[LISTING start]

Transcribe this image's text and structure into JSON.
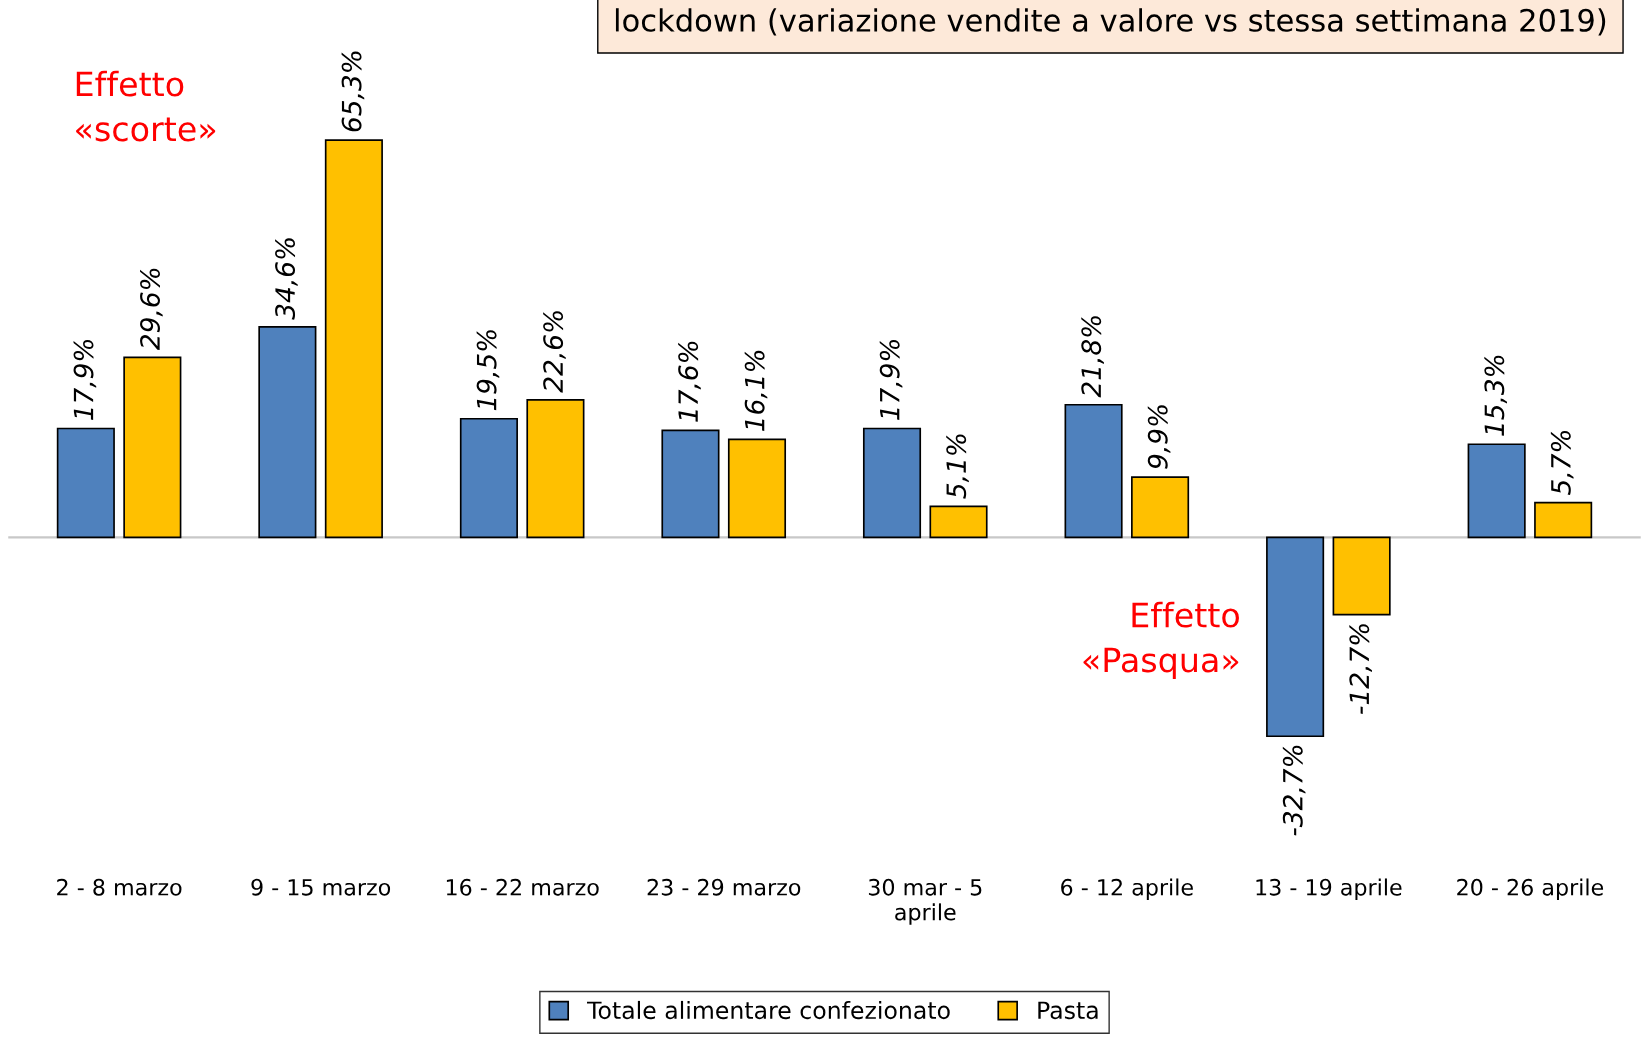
{
  "chart_data": {
    "type": "bar",
    "title": "lockdown (variazione vendite a valore vs stessa settimana 2019)",
    "categories": [
      "2 - 8 marzo",
      "9 - 15 marzo",
      "16 - 22 marzo",
      "23 - 29 marzo",
      "30 mar - 5\naprile",
      "6 - 12 aprile",
      "13 - 19 aprile",
      "20 - 26 aprile"
    ],
    "series": [
      {
        "name": "Totale alimentare confezionato",
        "color": "#4f81bd",
        "values": [
          17.9,
          34.6,
          19.5,
          17.6,
          17.9,
          21.8,
          -32.7,
          15.3
        ],
        "value_labels": [
          "17,9%",
          "34,6%",
          "19,5%",
          "17,6%",
          "17,9%",
          "21,8%",
          "-32,7%",
          "15,3%"
        ]
      },
      {
        "name": "Pasta",
        "color": "#ffc000",
        "values": [
          29.6,
          65.3,
          22.6,
          16.1,
          5.1,
          9.9,
          -12.7,
          5.7
        ],
        "value_labels": [
          "29,6%",
          "65,3%",
          "22,6%",
          "16,1%",
          "5,1%",
          "9,9%",
          "-12,7%",
          "5,7%"
        ]
      }
    ],
    "annotations": [
      "Effetto\n«scorte»",
      "Effetto\n«Pasqua»"
    ],
    "legend": "bottom",
    "grid": false
  }
}
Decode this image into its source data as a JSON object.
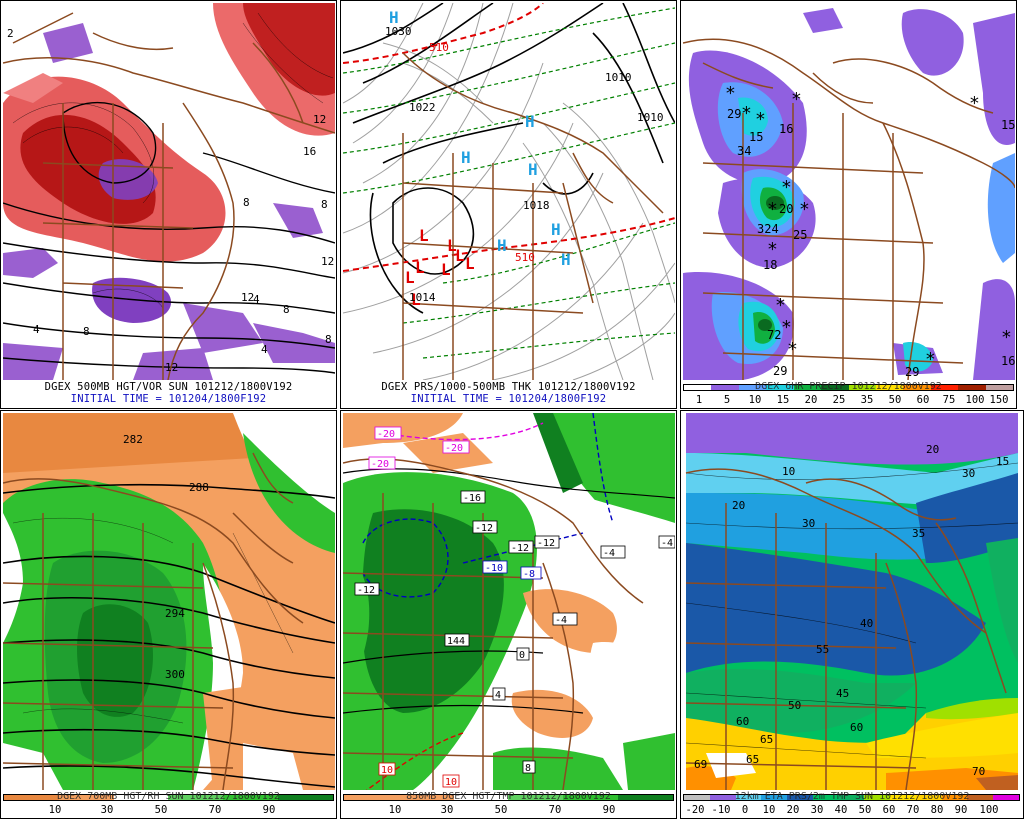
{
  "panels": {
    "p1": {
      "caption": "DGEX 500MB HGT/VOR SUN 101212/1800V192",
      "initial": "INITIAL TIME = 101204/1800F192",
      "labels": [
        "8",
        "12",
        "4",
        "8",
        "12",
        "12",
        "16",
        "8",
        "4",
        "8",
        "4",
        "8",
        "2",
        "12"
      ]
    },
    "p2": {
      "caption": "DGEX PRS/1000-500MB THK 101212/1800V192",
      "initial": "INITIAL TIME = 101204/1800F192",
      "contours": [
        "1030",
        "1022",
        "1018",
        "1014",
        "1010",
        "1010",
        "510",
        "510"
      ],
      "high_symbol": "H",
      "low_symbol": "L"
    },
    "p3": {
      "caption": "DGEX 6HR PRECIP 101212/1800V192",
      "colorbar_labels": [
        "1",
        "5",
        "10",
        "15",
        "20",
        "25",
        "35",
        "50",
        "60",
        "75",
        "100",
        "150"
      ],
      "values": [
        "29",
        "15",
        "34",
        "16",
        "20",
        "324",
        "25",
        "18",
        "72",
        "29",
        "16",
        "15",
        "29"
      ]
    },
    "p4": {
      "caption": "DGEX 700MB HGT/RH SUN 101212/1800V192",
      "colorbar_labels": [
        "10",
        "30",
        "50",
        "70",
        "90"
      ],
      "contours": [
        "288",
        "294",
        "300",
        "282"
      ]
    },
    "p5": {
      "caption": "850MB DGEX HGT/TMP 101212/1800V192",
      "colorbar_labels": [
        "10",
        "30",
        "50",
        "70",
        "90"
      ],
      "temp_labels": [
        "-20",
        "-20",
        "-20",
        "-16",
        "-12",
        "-12",
        "-12",
        "-10",
        "-8",
        "-4",
        "-4",
        "-4",
        "-12",
        "0",
        "4",
        "8",
        "10",
        "10",
        "144"
      ]
    },
    "p6": {
      "caption": "12km ETA PRS/2m TMP SUN 101212/1800V192",
      "colorbar_labels": [
        "-20",
        "-10",
        "0",
        "10",
        "20",
        "30",
        "40",
        "50",
        "60",
        "70",
        "80",
        "90",
        "100"
      ],
      "temp_labels": [
        "10",
        "20",
        "30",
        "35",
        "40",
        "45",
        "50",
        "55",
        "60",
        "65",
        "70",
        "60",
        "65",
        "69",
        "30",
        "20",
        "15"
      ]
    }
  }
}
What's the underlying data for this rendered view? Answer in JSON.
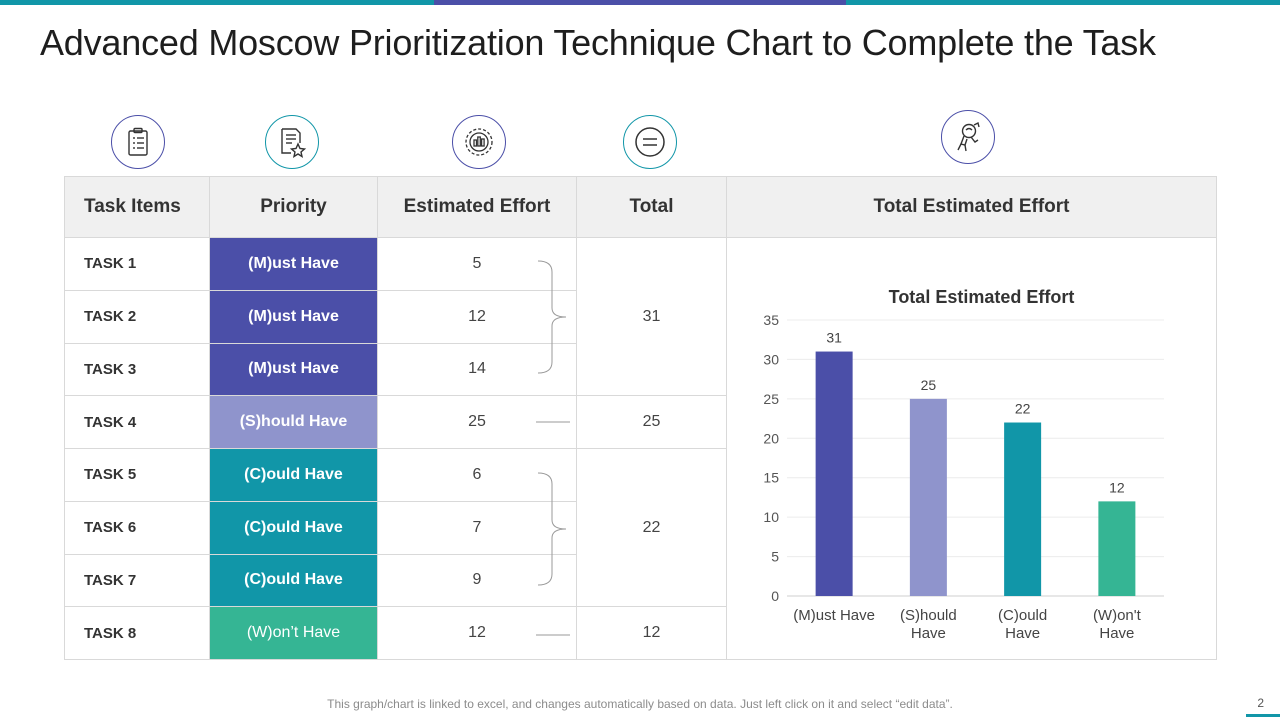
{
  "slide": {
    "title": "Advanced Moscow Prioritization Technique Chart to Complete the Task",
    "footnote": "This graph/chart is linked to excel, and changes automatically based on data. Just left click on it and select “edit data”.",
    "page_number": "2"
  },
  "icons": [
    "clipboard-checklist-icon",
    "document-star-icon",
    "chart-gear-icon",
    "equals-icon",
    "astronaut-icon"
  ],
  "table": {
    "headers": [
      "Task Items",
      "Priority",
      "Estimated  Effort",
      "Total",
      "Total  Estimated  Effort"
    ],
    "rows": [
      {
        "task": "TASK 1",
        "priority": "(M)ust Have",
        "effort": "5",
        "color": "#4b4fa8"
      },
      {
        "task": "TASK 2",
        "priority": "(M)ust Have",
        "effort": "12",
        "color": "#4b4fa8"
      },
      {
        "task": "TASK 3",
        "priority": "(M)ust Have",
        "effort": "14",
        "color": "#4b4fa8"
      },
      {
        "task": "TASK 4",
        "priority": "(S)hould Have",
        "effort": "25",
        "color": "#8f94cc"
      },
      {
        "task": "TASK 5",
        "priority": "(C)ould Have",
        "effort": "6",
        "color": "#1196a8"
      },
      {
        "task": "TASK 6",
        "priority": "(C)ould Have",
        "effort": "7",
        "color": "#1196a8"
      },
      {
        "task": "TASK 7",
        "priority": "(C)ould Have",
        "effort": "9",
        "color": "#1196a8"
      },
      {
        "task": "TASK 8",
        "priority": "(W)on’t Have",
        "effort": "12",
        "color": "#35b594"
      }
    ],
    "totals": [
      "31",
      "25",
      "22",
      "12"
    ]
  },
  "chart_data": {
    "type": "bar",
    "title": "Total Estimated Effort",
    "categories": [
      "(M)ust Have",
      "(S)hould Have",
      "(C)ould Have",
      "(W)on't Have"
    ],
    "values": [
      31,
      25,
      22,
      12
    ],
    "colors": [
      "#4b4fa8",
      "#8f94cc",
      "#1196a8",
      "#35b594"
    ],
    "ylim": [
      0,
      35
    ],
    "yticks": [
      0,
      5,
      10,
      15,
      20,
      25,
      30,
      35
    ],
    "xlabel": "",
    "ylabel": "",
    "grid": true
  }
}
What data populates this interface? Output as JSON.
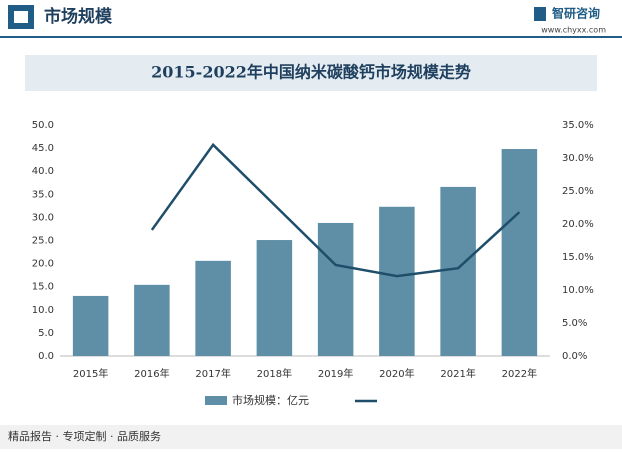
{
  "header": {
    "title": "市场规模",
    "brand": "智研咨询",
    "url": "www.chyxx.com"
  },
  "footer": {
    "text": "精品报告 · 专项定制 · 品质服务"
  },
  "chart_data": {
    "type": "bar-line",
    "title": "2015-2022年中国纳米碳酸钙市场规模走势",
    "categories": [
      "2015年",
      "2016年",
      "2017年",
      "2018年",
      "2019年",
      "2020年",
      "2021年",
      "2022年"
    ],
    "series": [
      {
        "name": "市场规模：亿元",
        "type": "bar",
        "color": "#5e8fa6",
        "values": [
          13.0,
          15.4,
          20.6,
          25.1,
          28.8,
          32.3,
          36.6,
          44.8
        ]
      },
      {
        "type": "line",
        "axis": "y2",
        "color": "#1f4e6b",
        "values": [
          null,
          19.1,
          32.0,
          22.9,
          13.8,
          12.1,
          13.3,
          21.8
        ]
      }
    ],
    "ylim": [
      0,
      50
    ],
    "yticks": [
      {
        "value": 0,
        "label": "0.0"
      },
      {
        "value": 5,
        "label": "5.0"
      },
      {
        "value": 10,
        "label": "10.0"
      },
      {
        "value": 15,
        "label": "15.0"
      },
      {
        "value": 20,
        "label": "20.0"
      },
      {
        "value": 25,
        "label": "25.0"
      },
      {
        "value": 30,
        "label": "30.0"
      },
      {
        "value": 35,
        "label": "35.0"
      },
      {
        "value": 40,
        "label": "40.0"
      },
      {
        "value": 45,
        "label": "45.0"
      },
      {
        "value": 50,
        "label": "50.0"
      }
    ],
    "y2lim": [
      0,
      35
    ],
    "y2ticks": [
      {
        "value": 0,
        "label": "0.0%"
      },
      {
        "value": 5,
        "label": "5.0%"
      },
      {
        "value": 10,
        "label": "10.0%"
      },
      {
        "value": 15,
        "label": "15.0%"
      },
      {
        "value": 20,
        "label": "20.0%"
      },
      {
        "value": 25,
        "label": "25.0%"
      },
      {
        "value": 30,
        "label": "30.0%"
      },
      {
        "value": 35,
        "label": "35.0%"
      }
    ]
  }
}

[LISTING end]

Pick out every line of the listing containing the word "text", and show those lines.

Transcribe this image's text and structure into JSON.
    "text": "精品报告 · 专项定制 · 品质服务"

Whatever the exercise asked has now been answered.